WHAT THIS TASK INVOLVES:
An exact copy of all the data is required, with pictures left out.

DATA EXCERPTS:
────────────────
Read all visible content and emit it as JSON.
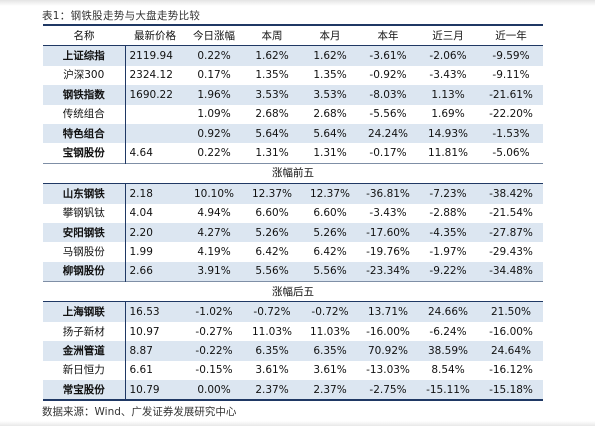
{
  "caption": "表1：钢铁股走势与大盘走势比较",
  "headers": [
    "名称",
    "最新价格",
    "今日涨幅",
    "本周",
    "本月",
    "本年",
    "近三月",
    "近一年"
  ],
  "sections": [
    {
      "title": "",
      "rows": [
        {
          "name": "上证综指",
          "shaded": true,
          "bold": true,
          "values": [
            "2119.94",
            "0.22%",
            "1.62%",
            "1.62%",
            "-3.61%",
            "-2.06%",
            "-9.59%"
          ]
        },
        {
          "name": "沪深300",
          "shaded": false,
          "bold": false,
          "values": [
            "2324.12",
            "0.17%",
            "1.35%",
            "1.35%",
            "-0.92%",
            "-3.43%",
            "-9.11%"
          ]
        },
        {
          "name": "钢铁指数",
          "shaded": true,
          "bold": true,
          "values": [
            "1690.22",
            "1.96%",
            "3.53%",
            "3.53%",
            "-8.03%",
            "1.13%",
            "-21.61%"
          ]
        },
        {
          "name": "传统组合",
          "shaded": false,
          "bold": false,
          "values": [
            "",
            "1.09%",
            "2.68%",
            "2.68%",
            "-5.56%",
            "1.69%",
            "-22.20%"
          ]
        },
        {
          "name": "特色组合",
          "shaded": true,
          "bold": true,
          "values": [
            "",
            "0.92%",
            "5.64%",
            "5.64%",
            "24.24%",
            "14.93%",
            "-1.53%"
          ]
        },
        {
          "name": "宝钢股份",
          "shaded": false,
          "bold": true,
          "values": [
            "4.64",
            "0.22%",
            "1.31%",
            "1.31%",
            "-0.17%",
            "11.81%",
            "-5.06%"
          ]
        }
      ]
    },
    {
      "title": "涨幅前五",
      "rows": [
        {
          "name": "山东钢铁",
          "shaded": true,
          "bold": true,
          "values": [
            "2.18",
            "10.10%",
            "12.37%",
            "12.37%",
            "-36.81%",
            "-7.23%",
            "-38.42%"
          ]
        },
        {
          "name": "攀钢钒钛",
          "shaded": false,
          "bold": false,
          "values": [
            "4.04",
            "4.94%",
            "6.60%",
            "6.60%",
            "-3.43%",
            "-2.88%",
            "-21.54%"
          ]
        },
        {
          "name": "安阳钢铁",
          "shaded": true,
          "bold": true,
          "values": [
            "2.20",
            "4.27%",
            "5.26%",
            "5.26%",
            "-17.60%",
            "-4.35%",
            "-27.87%"
          ]
        },
        {
          "name": "马钢股份",
          "shaded": false,
          "bold": false,
          "values": [
            "1.99",
            "4.19%",
            "6.42%",
            "6.42%",
            "-19.76%",
            "-1.97%",
            "-29.43%"
          ]
        },
        {
          "name": "柳钢股份",
          "shaded": true,
          "bold": true,
          "values": [
            "2.66",
            "3.91%",
            "5.56%",
            "5.56%",
            "-23.34%",
            "-9.22%",
            "-34.48%"
          ]
        }
      ]
    },
    {
      "title": "涨幅后五",
      "rows": [
        {
          "name": "上海钢联",
          "shaded": true,
          "bold": true,
          "values": [
            "16.53",
            "-1.02%",
            "-0.72%",
            "-0.72%",
            "13.71%",
            "24.66%",
            "21.50%"
          ]
        },
        {
          "name": "扬子新材",
          "shaded": false,
          "bold": false,
          "values": [
            "10.97",
            "-0.27%",
            "11.03%",
            "11.03%",
            "-16.00%",
            "-6.24%",
            "-16.00%"
          ]
        },
        {
          "name": "金洲管道",
          "shaded": true,
          "bold": true,
          "values": [
            "8.87",
            "-0.22%",
            "6.35%",
            "6.35%",
            "70.92%",
            "38.59%",
            "24.64%"
          ]
        },
        {
          "name": "新日恒力",
          "shaded": false,
          "bold": false,
          "values": [
            "6.61",
            "-0.15%",
            "3.61%",
            "3.61%",
            "-13.03%",
            "8.54%",
            "-16.12%"
          ]
        },
        {
          "name": "常宝股份",
          "shaded": true,
          "bold": true,
          "values": [
            "10.79",
            "0.00%",
            "2.37%",
            "2.37%",
            "-2.75%",
            "-15.11%",
            "-15.18%"
          ]
        }
      ]
    }
  ],
  "source": "数据来源：Wind、广发证券发展研究中心"
}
────────────────
RESULT OF THIS TASK:
Read all visible content and emit it as JSON.
{
  "caption": "表1：钢铁股走势与大盘走势比较",
  "headers": [
    "名称",
    "最新价格",
    "今日涨幅",
    "本周",
    "本月",
    "本年",
    "近三月",
    "近一年"
  ],
  "sections": [
    {
      "title": "",
      "rows": [
        {
          "name": "上证综指",
          "shaded": true,
          "bold": true,
          "values": [
            "2119.94",
            "0.22%",
            "1.62%",
            "1.62%",
            "-3.61%",
            "-2.06%",
            "-9.59%"
          ]
        },
        {
          "name": "沪深300",
          "shaded": false,
          "bold": false,
          "values": [
            "2324.12",
            "0.17%",
            "1.35%",
            "1.35%",
            "-0.92%",
            "-3.43%",
            "-9.11%"
          ]
        },
        {
          "name": "钢铁指数",
          "shaded": true,
          "bold": true,
          "values": [
            "1690.22",
            "1.96%",
            "3.53%",
            "3.53%",
            "-8.03%",
            "1.13%",
            "-21.61%"
          ]
        },
        {
          "name": "传统组合",
          "shaded": false,
          "bold": false,
          "values": [
            "",
            "1.09%",
            "2.68%",
            "2.68%",
            "-5.56%",
            "1.69%",
            "-22.20%"
          ]
        },
        {
          "name": "特色组合",
          "shaded": true,
          "bold": true,
          "values": [
            "",
            "0.92%",
            "5.64%",
            "5.64%",
            "24.24%",
            "14.93%",
            "-1.53%"
          ]
        },
        {
          "name": "宝钢股份",
          "shaded": false,
          "bold": true,
          "values": [
            "4.64",
            "0.22%",
            "1.31%",
            "1.31%",
            "-0.17%",
            "11.81%",
            "-5.06%"
          ]
        }
      ]
    },
    {
      "title": "涨幅前五",
      "rows": [
        {
          "name": "山东钢铁",
          "shaded": true,
          "bold": true,
          "values": [
            "2.18",
            "10.10%",
            "12.37%",
            "12.37%",
            "-36.81%",
            "-7.23%",
            "-38.42%"
          ]
        },
        {
          "name": "攀钢钒钛",
          "shaded": false,
          "bold": false,
          "values": [
            "4.04",
            "4.94%",
            "6.60%",
            "6.60%",
            "-3.43%",
            "-2.88%",
            "-21.54%"
          ]
        },
        {
          "name": "安阳钢铁",
          "shaded": true,
          "bold": true,
          "values": [
            "2.20",
            "4.27%",
            "5.26%",
            "5.26%",
            "-17.60%",
            "-4.35%",
            "-27.87%"
          ]
        },
        {
          "name": "马钢股份",
          "shaded": false,
          "bold": false,
          "values": [
            "1.99",
            "4.19%",
            "6.42%",
            "6.42%",
            "-19.76%",
            "-1.97%",
            "-29.43%"
          ]
        },
        {
          "name": "柳钢股份",
          "shaded": true,
          "bold": true,
          "values": [
            "2.66",
            "3.91%",
            "5.56%",
            "5.56%",
            "-23.34%",
            "-9.22%",
            "-34.48%"
          ]
        }
      ]
    },
    {
      "title": "涨幅后五",
      "rows": [
        {
          "name": "上海钢联",
          "shaded": true,
          "bold": true,
          "values": [
            "16.53",
            "-1.02%",
            "-0.72%",
            "-0.72%",
            "13.71%",
            "24.66%",
            "21.50%"
          ]
        },
        {
          "name": "扬子新材",
          "shaded": false,
          "bold": false,
          "values": [
            "10.97",
            "-0.27%",
            "11.03%",
            "11.03%",
            "-16.00%",
            "-6.24%",
            "-16.00%"
          ]
        },
        {
          "name": "金洲管道",
          "shaded": true,
          "bold": true,
          "values": [
            "8.87",
            "-0.22%",
            "6.35%",
            "6.35%",
            "70.92%",
            "38.59%",
            "24.64%"
          ]
        },
        {
          "name": "新日恒力",
          "shaded": false,
          "bold": false,
          "values": [
            "6.61",
            "-0.15%",
            "3.61%",
            "3.61%",
            "-13.03%",
            "8.54%",
            "-16.12%"
          ]
        },
        {
          "name": "常宝股份",
          "shaded": true,
          "bold": true,
          "values": [
            "10.79",
            "0.00%",
            "2.37%",
            "2.37%",
            "-2.75%",
            "-15.11%",
            "-15.18%"
          ]
        }
      ]
    }
  ],
  "source": "数据来源：Wind、广发证券发展研究中心"
}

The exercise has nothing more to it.